_EXTRAIT PROPOSÉ_
────────────────────
Durant le mandat de George Bush Sr,
Lafarge rendit service à la CIA en
transportant illégalement en Irak les
armes qui devaient servir ultérieurement
à la rébellion lorsque l’Irak envahirait
le Koweït et que la Coalition
internationale viendrait le libérer.
Durant la même période, Hillary
Rodham-Clinton devint administratrice de
la multinationale, fonction qu’elle
quitta lorsque son mari fut élu à la
Maison-Blanche. Le Président Bill
Clinton réduisit alors à 600 000 dollars
l’amende que son épouse n’avait pu
éviter à Lafarge. Les bonnes relations
continuent puisque la compagnie a versé
100 000 dollars à la Fondation Clinton
en 2015 et que son nouveau PDG, Eric
Olsen, n’hésite pas à se faire
photographier avec Hillary Clinton.
L’intervention
militaire russe
Retranchés dans leurs bunkers, les
jihadistes ne craignaient pas l’armée
arabe syrienne et n’avaient aucune
difficulté à tenir leurs positions.
Durant deux ans, le pays se trouva coupé
en deux, le gouvernement choisissant de
protéger la population et donc
d’abandonner le terrain.
────────────────────
_DONNÉES FOURNIES_
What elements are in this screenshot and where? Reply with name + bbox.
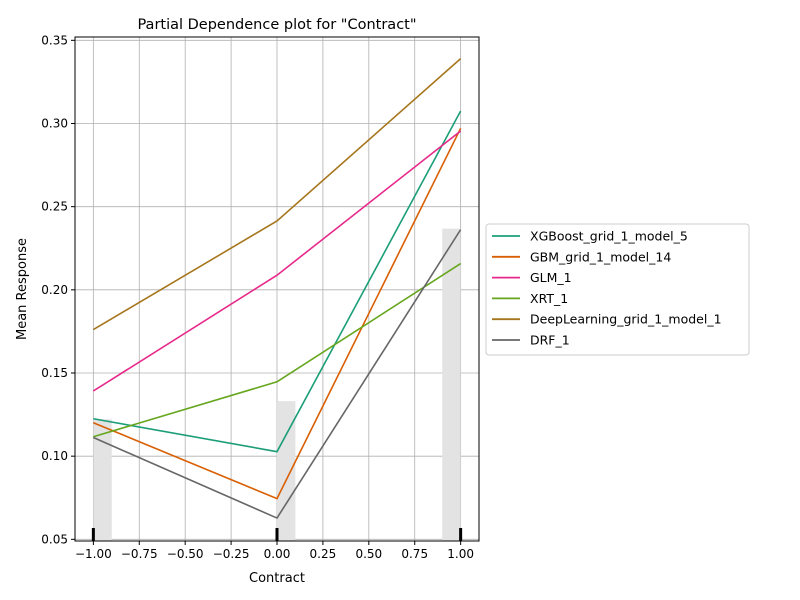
- series-line: [92, 58, 462, 331]
- y-tick-label: 0.30: [41, 116, 68, 130]
- y-tick-label: 0.25: [41, 200, 68, 214]
- x-tick-label: 1.00: [447, 547, 474, 561]
- y-tick-label: 0.35: [41, 33, 68, 47]
- x-tick-label: 0.00: [264, 547, 291, 561]
- histogram-bar: [277, 401, 296, 541]
- legend-label: GBM_grid_1_model_14: [530, 249, 671, 264]
- histogram-bar: [93, 419, 112, 541]
- legend-label: XRT_1: [530, 291, 568, 306]
- x-tick-label: −1.00: [75, 547, 112, 561]
- x-tick-label: 0.50: [355, 547, 382, 561]
- y-tick-label: 0.20: [41, 283, 68, 297]
- y-axis-ticks: 0.05 0.10 0.15 0.20 0.25 0.30 0.35: [41, 33, 75, 546]
- y-tick-label: 0.05: [41, 532, 68, 546]
- histogram-bar: [442, 228, 461, 541]
- y-tick-label: 0.15: [41, 366, 68, 380]
- x-tick-label: 0.75: [401, 547, 428, 561]
- x-tick-label: −0.50: [167, 547, 204, 561]
- series-line: [93, 262, 462, 438]
- x-axis-ticks: −1.00 −0.75 −0.50 −0.25 0.00 0.25 0.50 0.75 1.00: [75, 541, 474, 561]
- x-tick-label: 0.25: [310, 547, 337, 561]
- grid: [75, 37, 479, 541]
- x-axis-label: Contract: [249, 571, 305, 586]
- y-tick-label: 0.10: [41, 449, 68, 463]
- x-tick-label: −0.75: [121, 547, 158, 561]
- rug-marks: [91, 528, 463, 541]
- y-axis-label: Mean Response: [15, 238, 30, 340]
- legend-label: GLM_1: [530, 270, 572, 285]
- series-line: [93, 229, 462, 520]
- x-tick-label: −0.25: [213, 547, 250, 561]
- histogram-bars: [93, 228, 461, 541]
- chart-title: Partial Dependence plot for "Contract": [137, 17, 416, 33]
- series-line: [92, 130, 462, 392]
- legend-label: DeepLearning_grid_1_model_1: [530, 312, 722, 327]
- series-lines: [92, 58, 462, 520]
- legend-label: DRF_1: [530, 333, 570, 348]
- legend: XGBoost_grid_1_model_5 GBM_grid_1_model_1…: [485, 223, 750, 356]
- series-line: [93, 110, 462, 453]
- legend-label: XGBoost_grid_1_model_5: [530, 229, 688, 244]
- legend-box: [485, 223, 750, 356]
- series-line: [93, 127, 462, 500]
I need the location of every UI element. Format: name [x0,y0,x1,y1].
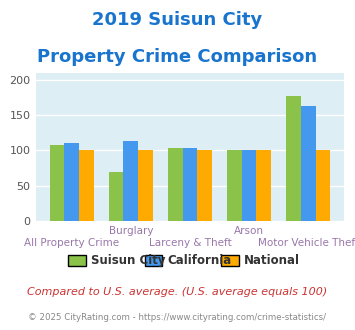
Bar [64,143,79,221]
Text: National: National [244,254,300,267]
Bar [256,150,271,221]
Bar [227,150,242,221]
Bar [109,172,124,221]
Text: Suisun City: Suisun City [92,254,166,267]
Bar [182,148,197,221]
Bar [197,150,212,221]
Text: Arson: Arson [234,226,264,236]
Bar [286,96,301,221]
Bar [242,150,256,221]
Text: California: California [168,254,232,267]
Bar [138,150,153,221]
Text: All Property Crime: All Property Crime [24,238,119,248]
Bar [79,150,94,221]
Bar [124,141,138,221]
Text: © 2025 CityRating.com - https://www.cityrating.com/crime-statistics/: © 2025 CityRating.com - https://www.city… [28,313,327,322]
Text: Compared to U.S. average. (U.S. average equals 100): Compared to U.S. average. (U.S. average … [27,287,328,297]
Bar [316,150,330,221]
Text: Larceny & Theft: Larceny & Theft [148,238,231,248]
Text: Motor Vehicle Theft: Motor Vehicle Theft [258,238,355,248]
Text: Burglary: Burglary [109,226,153,236]
Bar [168,148,182,221]
Text: Property Crime Comparison: Property Crime Comparison [37,48,318,66]
Bar [301,106,316,221]
Text: 2019 Suisun City: 2019 Suisun City [92,11,263,29]
Bar [50,146,64,221]
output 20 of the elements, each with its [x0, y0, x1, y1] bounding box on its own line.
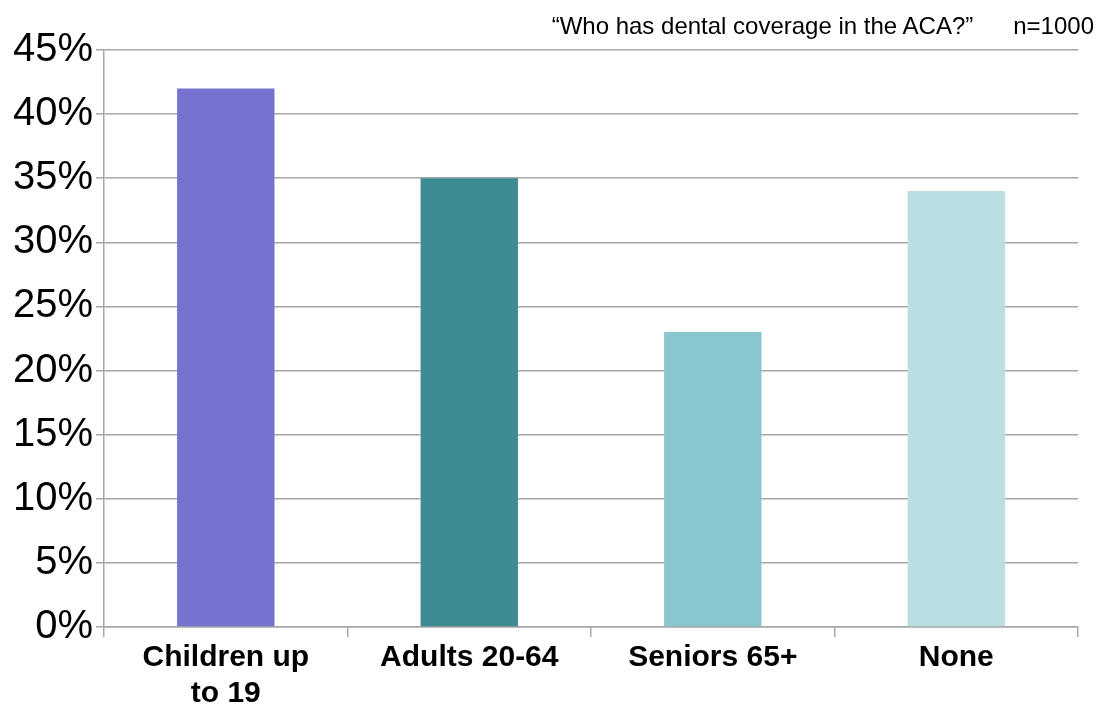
────────────────────
_CONSIGNES_
a: Citez le passage de l'extrait sur Lafarge qui va de « L’intervention » à « tenir leurs positions. ».
b: Prolongez l'extrait sur Lafarge à la suite de sa dernière phrase.

_RÉPONSES_
a:
L’intervention
militaire russe
Retranchés dans leurs bunkers, les
jihadistes ne craignaient pas l’armée
arabe syrienne et n’avaient aucune
difficulté à tenir leurs positions.

b:
Lorsque la Russie intervient
militairement à la demande du
gouvernement syrien, sa mission était de
détruire avec des bombes pénétrantes les
bunkers des jihadistes. L’opération
devait durer trois mois, de septembre
2015 à la Noël orthodoxe (6 janvier
2016). Cependant, l’étendue des
constructions de Lafarge-Holcim s’avéra
si importante que l’armée russe eut
besoin de six mois pour les anéantir.
Conclusion
Lorsque la transnationale Lafarge-Holcim
termina sa mission au service du génie
militaire de l’Otan, elle ferma son
usine et la prêta à l’Alliance. L’usine
de Jalabiyeh fut transformée en quartier
général des Forces spéciales des
États-Unis, de la France, de la Norvège
et du Royaume-Uni qui occupaient
illégalement le Nord de la Syrie.
Contrairement à l’écran de fumée du
Monde, il ne s’agit donc pas de
la triste histoire d’une entreprise de
construction qui négocia avec des
jihadistes pour sauver son personnel. La
responsabilité de Lafarge-Holcim, c’est
son rôle central dans une vaste
opération militaire de destruction de la
Syrie ; une guerre secrète qui a coûté
la vie à des centaines de milliers de
personnes.
Thierry Meyssan
Consultant
politique, président-fondateur du
Réseau Voltaire et de la conférence
Axis for Peace. Dernier ouvrage en
français :
L’Effroyable imposture : Tome 2,
Manipulations et désinformations
(éd. JP Bertand, 2007). Compte
Twitter officiel.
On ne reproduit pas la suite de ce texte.